-- What needs to be done --
Reproduce each line from the records that holds "اندازه".

(Stored entries)
──────────
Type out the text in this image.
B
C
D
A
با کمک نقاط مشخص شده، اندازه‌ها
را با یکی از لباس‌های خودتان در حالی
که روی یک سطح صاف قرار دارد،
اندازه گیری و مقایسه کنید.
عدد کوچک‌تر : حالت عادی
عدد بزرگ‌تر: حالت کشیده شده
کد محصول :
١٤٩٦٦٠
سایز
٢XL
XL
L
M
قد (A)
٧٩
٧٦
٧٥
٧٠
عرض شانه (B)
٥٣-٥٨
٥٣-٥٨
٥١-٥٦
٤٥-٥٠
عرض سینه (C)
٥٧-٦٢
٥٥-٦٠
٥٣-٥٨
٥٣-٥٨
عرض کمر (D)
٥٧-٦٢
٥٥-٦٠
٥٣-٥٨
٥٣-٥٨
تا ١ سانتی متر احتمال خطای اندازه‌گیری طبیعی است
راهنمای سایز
──────────
-- Solution to this task --
با کمک نقاط مشخص شده، اندازه‌ها
اندازه گیری و مقایسه کنید.
تا ١ سانتی متر احتمال خطای اندازه‌گیری طبیعی است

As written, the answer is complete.